# Task requirements:
Your task is to copy the listing exactly, with the pictures left out.

# Given information:
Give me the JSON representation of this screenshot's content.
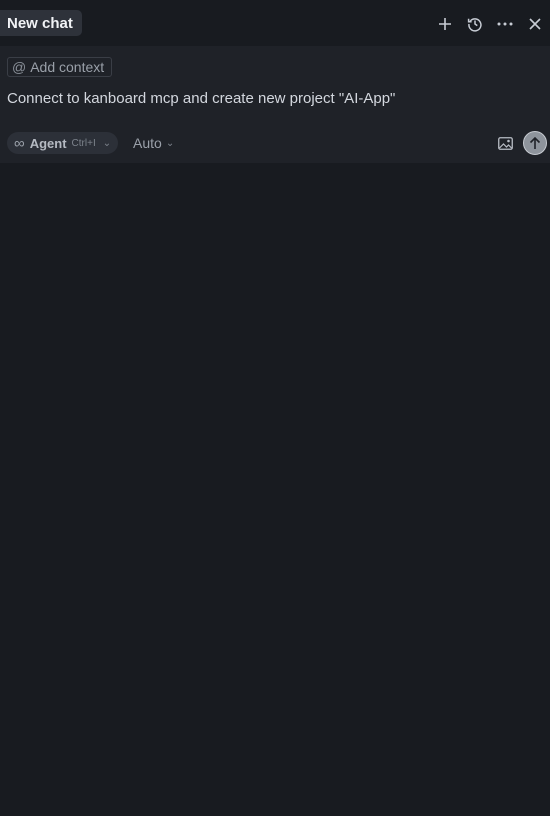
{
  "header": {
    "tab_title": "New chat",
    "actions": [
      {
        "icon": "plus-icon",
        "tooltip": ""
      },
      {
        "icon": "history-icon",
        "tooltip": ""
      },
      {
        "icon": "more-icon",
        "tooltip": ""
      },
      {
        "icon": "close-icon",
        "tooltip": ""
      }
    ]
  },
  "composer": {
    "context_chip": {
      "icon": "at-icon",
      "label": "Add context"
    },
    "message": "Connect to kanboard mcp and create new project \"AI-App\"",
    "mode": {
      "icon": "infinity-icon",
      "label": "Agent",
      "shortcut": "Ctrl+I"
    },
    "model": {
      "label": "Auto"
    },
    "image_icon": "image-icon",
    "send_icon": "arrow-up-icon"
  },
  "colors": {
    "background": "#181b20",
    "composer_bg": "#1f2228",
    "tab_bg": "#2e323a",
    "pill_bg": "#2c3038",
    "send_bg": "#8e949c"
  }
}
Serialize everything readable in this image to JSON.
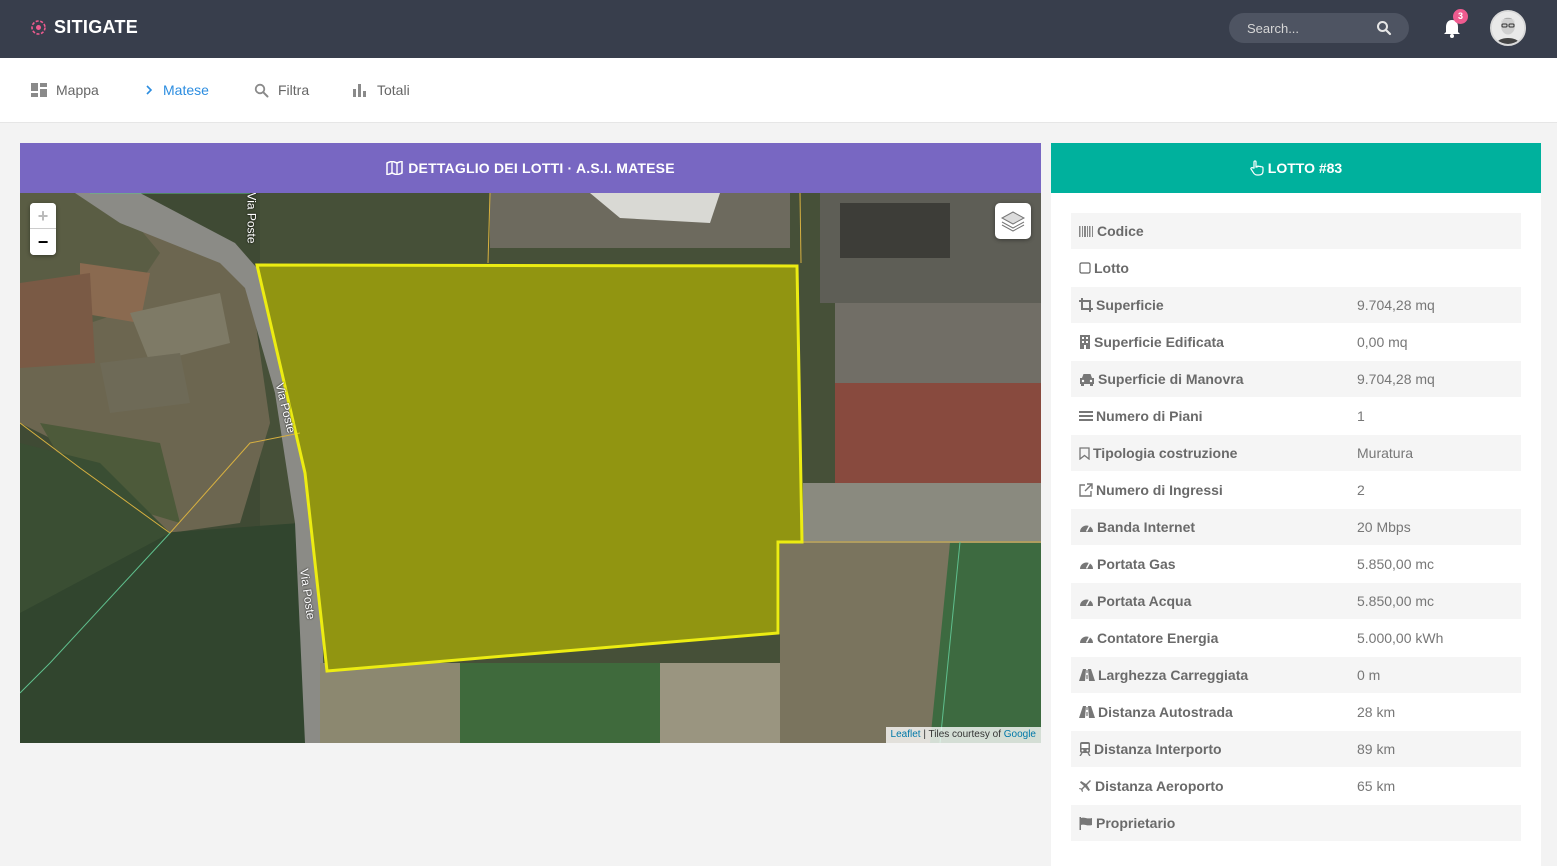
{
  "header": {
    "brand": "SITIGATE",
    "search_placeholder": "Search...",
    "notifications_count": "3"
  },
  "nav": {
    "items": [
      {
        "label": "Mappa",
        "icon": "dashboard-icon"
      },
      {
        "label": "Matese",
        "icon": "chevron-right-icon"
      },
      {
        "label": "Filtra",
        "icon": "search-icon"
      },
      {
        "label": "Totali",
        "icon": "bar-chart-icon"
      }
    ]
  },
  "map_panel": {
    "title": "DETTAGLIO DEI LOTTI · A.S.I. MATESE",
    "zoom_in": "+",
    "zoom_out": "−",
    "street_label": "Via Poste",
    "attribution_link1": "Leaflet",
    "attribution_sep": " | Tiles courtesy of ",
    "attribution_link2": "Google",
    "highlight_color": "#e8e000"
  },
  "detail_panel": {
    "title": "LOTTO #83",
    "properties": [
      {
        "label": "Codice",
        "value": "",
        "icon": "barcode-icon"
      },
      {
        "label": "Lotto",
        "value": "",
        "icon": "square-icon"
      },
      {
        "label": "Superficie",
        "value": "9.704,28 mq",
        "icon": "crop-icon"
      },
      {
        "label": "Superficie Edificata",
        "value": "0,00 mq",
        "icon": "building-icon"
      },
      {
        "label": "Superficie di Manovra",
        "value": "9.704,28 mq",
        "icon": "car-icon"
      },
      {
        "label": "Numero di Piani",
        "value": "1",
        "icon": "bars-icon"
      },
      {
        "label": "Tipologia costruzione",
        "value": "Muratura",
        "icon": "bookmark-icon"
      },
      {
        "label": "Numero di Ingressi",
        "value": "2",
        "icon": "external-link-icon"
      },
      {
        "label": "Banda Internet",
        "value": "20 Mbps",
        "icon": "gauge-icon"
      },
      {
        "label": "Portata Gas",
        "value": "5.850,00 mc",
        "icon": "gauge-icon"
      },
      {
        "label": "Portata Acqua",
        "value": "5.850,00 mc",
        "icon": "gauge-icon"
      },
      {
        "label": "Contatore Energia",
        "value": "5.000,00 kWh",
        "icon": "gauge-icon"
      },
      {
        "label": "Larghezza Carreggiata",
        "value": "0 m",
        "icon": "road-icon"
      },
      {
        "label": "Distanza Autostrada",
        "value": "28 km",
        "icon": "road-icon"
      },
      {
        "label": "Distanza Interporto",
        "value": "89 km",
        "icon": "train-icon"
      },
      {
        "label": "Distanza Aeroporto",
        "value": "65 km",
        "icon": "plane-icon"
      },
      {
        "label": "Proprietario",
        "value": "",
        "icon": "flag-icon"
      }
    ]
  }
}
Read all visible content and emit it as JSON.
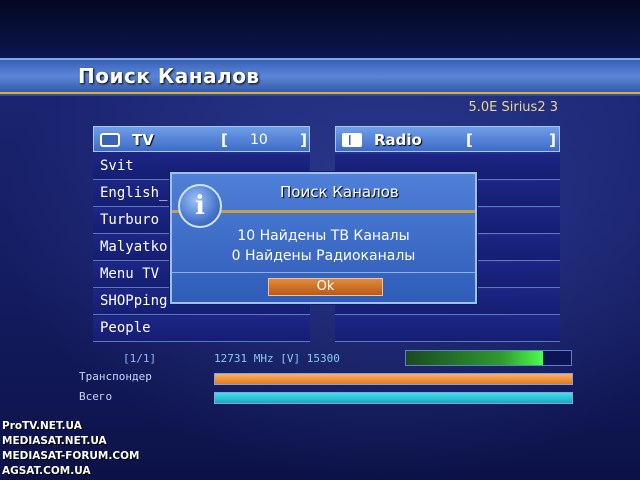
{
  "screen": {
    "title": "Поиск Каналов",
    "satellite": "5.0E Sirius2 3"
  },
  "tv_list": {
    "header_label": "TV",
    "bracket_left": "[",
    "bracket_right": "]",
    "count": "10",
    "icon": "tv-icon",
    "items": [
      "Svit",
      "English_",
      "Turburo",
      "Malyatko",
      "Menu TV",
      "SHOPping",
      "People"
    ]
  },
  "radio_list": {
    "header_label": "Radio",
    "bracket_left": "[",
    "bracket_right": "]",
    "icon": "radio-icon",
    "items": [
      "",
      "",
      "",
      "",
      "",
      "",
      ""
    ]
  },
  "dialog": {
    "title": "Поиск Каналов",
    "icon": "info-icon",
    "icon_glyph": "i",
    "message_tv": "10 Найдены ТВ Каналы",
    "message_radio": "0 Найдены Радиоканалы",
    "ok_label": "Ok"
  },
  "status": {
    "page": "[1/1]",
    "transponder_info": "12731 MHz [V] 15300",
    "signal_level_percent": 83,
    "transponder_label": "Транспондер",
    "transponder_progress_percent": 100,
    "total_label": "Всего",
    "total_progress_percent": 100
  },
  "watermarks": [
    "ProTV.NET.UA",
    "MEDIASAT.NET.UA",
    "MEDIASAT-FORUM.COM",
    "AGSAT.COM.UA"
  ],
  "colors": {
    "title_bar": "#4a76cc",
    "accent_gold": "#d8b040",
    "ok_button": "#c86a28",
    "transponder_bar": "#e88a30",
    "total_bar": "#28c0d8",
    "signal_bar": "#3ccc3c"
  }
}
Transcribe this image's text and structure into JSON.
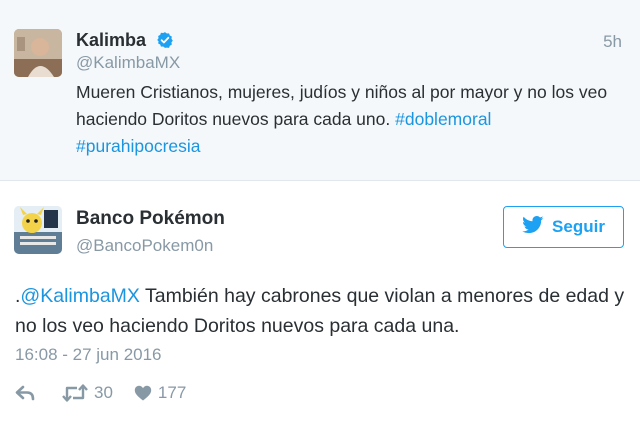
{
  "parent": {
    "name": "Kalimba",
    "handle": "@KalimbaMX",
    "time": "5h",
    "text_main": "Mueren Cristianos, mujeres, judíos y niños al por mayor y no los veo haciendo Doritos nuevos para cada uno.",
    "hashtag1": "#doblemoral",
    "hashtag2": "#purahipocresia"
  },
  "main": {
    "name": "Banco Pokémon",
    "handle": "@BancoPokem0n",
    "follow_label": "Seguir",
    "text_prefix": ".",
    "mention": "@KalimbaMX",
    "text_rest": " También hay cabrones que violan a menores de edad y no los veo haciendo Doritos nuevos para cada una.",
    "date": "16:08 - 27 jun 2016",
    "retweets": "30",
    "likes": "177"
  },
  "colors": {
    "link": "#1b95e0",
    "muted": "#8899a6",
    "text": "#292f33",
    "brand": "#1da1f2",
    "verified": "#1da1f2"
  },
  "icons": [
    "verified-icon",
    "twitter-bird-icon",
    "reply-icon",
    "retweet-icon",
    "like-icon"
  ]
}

# Solution for this exercise:
Give me the JSON representation of this screenshot's content.
{
  "header": {
    "tab_title": "New chat",
    "actions": [
      {
        "icon": "plus-icon",
        "tooltip": ""
      },
      {
        "icon": "history-icon",
        "tooltip": ""
      },
      {
        "icon": "more-icon",
        "tooltip": ""
      },
      {
        "icon": "close-icon",
        "tooltip": ""
      }
    ]
  },
  "composer": {
    "context_chip": {
      "icon": "at-icon",
      "label": "Add context"
    },
    "message": "Connect to kanboard mcp and create new project \"AI-App\"",
    "mode": {
      "icon": "infinity-icon",
      "label": "Agent",
      "shortcut": "Ctrl+I"
    },
    "model": {
      "label": "Auto"
    },
    "image_icon": "image-icon",
    "send_icon": "arrow-up-icon"
  },
  "colors": {
    "background": "#181b20",
    "composer_bg": "#1f2228",
    "tab_bg": "#2e323a",
    "pill_bg": "#2c3038",
    "send_bg": "#8e949c"
  }
}
Serialize everything readable in this image to JSON.
{
  "header": {
    "brand": "SITIGATE",
    "search_placeholder": "Search...",
    "notifications_count": "3"
  },
  "nav": {
    "items": [
      {
        "label": "Mappa",
        "icon": "dashboard-icon"
      },
      {
        "label": "Matese",
        "icon": "chevron-right-icon"
      },
      {
        "label": "Filtra",
        "icon": "search-icon"
      },
      {
        "label": "Totali",
        "icon": "bar-chart-icon"
      }
    ]
  },
  "map_panel": {
    "title": "DETTAGLIO DEI LOTTI · A.S.I. MATESE",
    "zoom_in": "+",
    "zoom_out": "−",
    "street_label": "Via Poste",
    "attribution_link1": "Leaflet",
    "attribution_sep": " | Tiles courtesy of ",
    "attribution_link2": "Google",
    "highlight_color": "#e8e000"
  },
  "detail_panel": {
    "title": "LOTTO #83",
    "properties": [
      {
        "label": "Codice",
        "value": "",
        "icon": "barcode-icon"
      },
      {
        "label": "Lotto",
        "value": "",
        "icon": "square-icon"
      },
      {
        "label": "Superficie",
        "value": "9.704,28 mq",
        "icon": "crop-icon"
      },
      {
        "label": "Superficie Edificata",
        "value": "0,00 mq",
        "icon": "building-icon"
      },
      {
        "label": "Superficie di Manovra",
        "value": "9.704,28 mq",
        "icon": "car-icon"
      },
      {
        "label": "Numero di Piani",
        "value": "1",
        "icon": "bars-icon"
      },
      {
        "label": "Tipologia costruzione",
        "value": "Muratura",
        "icon": "bookmark-icon"
      },
      {
        "label": "Numero di Ingressi",
        "value": "2",
        "icon": "external-link-icon"
      },
      {
        "label": "Banda Internet",
        "value": "20 Mbps",
        "icon": "gauge-icon"
      },
      {
        "label": "Portata Gas",
        "value": "5.850,00 mc",
        "icon": "gauge-icon"
      },
      {
        "label": "Portata Acqua",
        "value": "5.850,00 mc",
        "icon": "gauge-icon"
      },
      {
        "label": "Contatore Energia",
        "value": "5.000,00 kWh",
        "icon": "gauge-icon"
      },
      {
        "label": "Larghezza Carreggiata",
        "value": "0 m",
        "icon": "road-icon"
      },
      {
        "label": "Distanza Autostrada",
        "value": "28 km",
        "icon": "road-icon"
      },
      {
        "label": "Distanza Interporto",
        "value": "89 km",
        "icon": "train-icon"
      },
      {
        "label": "Distanza Aeroporto",
        "value": "65 km",
        "icon": "plane-icon"
      },
      {
        "label": "Proprietario",
        "value": "",
        "icon": "flag-icon"
      }
    ]
  }
}
Read all visible content and emit it as JSON.
{
  "screen": {
    "title": "Поиск Каналов",
    "satellite": "5.0E Sirius2 3"
  },
  "tv_list": {
    "header_label": "TV",
    "bracket_left": "[",
    "bracket_right": "]",
    "count": "10",
    "icon": "tv-icon",
    "items": [
      "Svit",
      "English_",
      "Turburo",
      "Malyatko",
      "Menu TV",
      "SHOPping",
      "People"
    ]
  },
  "radio_list": {
    "header_label": "Radio",
    "bracket_left": "[",
    "bracket_right": "]",
    "icon": "radio-icon",
    "items": [
      "",
      "",
      "",
      "",
      "",
      "",
      ""
    ]
  },
  "dialog": {
    "title": "Поиск Каналов",
    "icon": "info-icon",
    "icon_glyph": "i",
    "message_tv": "10 Найдены ТВ Каналы",
    "message_radio": "0 Найдены Радиоканалы",
    "ok_label": "Ok"
  },
  "status": {
    "page": "[1/1]",
    "transponder_info": "12731 MHz [V] 15300",
    "signal_level_percent": 83,
    "transponder_label": "Транспондер",
    "transponder_progress_percent": 100,
    "total_label": "Всего",
    "total_progress_percent": 100
  },
  "watermarks": [
    "ProTV.NET.UA",
    "MEDIASAT.NET.UA",
    "MEDIASAT-FORUM.COM",
    "AGSAT.COM.UA"
  ],
  "colors": {
    "title_bar": "#4a76cc",
    "accent_gold": "#d8b040",
    "ok_button": "#c86a28",
    "transponder_bar": "#e88a30",
    "total_bar": "#28c0d8",
    "signal_bar": "#3ccc3c"
  }
}
Transcribe this image's text and structure into JSON.
{
  "parent": {
    "name": "Kalimba",
    "handle": "@KalimbaMX",
    "time": "5h",
    "text_main": "Mueren Cristianos, mujeres, judíos y niños al por mayor y no los veo haciendo Doritos nuevos para cada uno.",
    "hashtag1": "#doblemoral",
    "hashtag2": "#purahipocresia"
  },
  "main": {
    "name": "Banco Pokémon",
    "handle": "@BancoPokem0n",
    "follow_label": "Seguir",
    "text_prefix": ".",
    "mention": "@KalimbaMX",
    "text_rest": " También hay cabrones que violan a menores de edad y no los veo haciendo Doritos nuevos para cada una.",
    "date": "16:08 - 27 jun 2016",
    "retweets": "30",
    "likes": "177"
  },
  "colors": {
    "link": "#1b95e0",
    "muted": "#8899a6",
    "text": "#292f33",
    "brand": "#1da1f2",
    "verified": "#1da1f2"
  },
  "icons": [
    "verified-icon",
    "twitter-bird-icon",
    "reply-icon",
    "retweet-icon",
    "like-icon"
  ]
}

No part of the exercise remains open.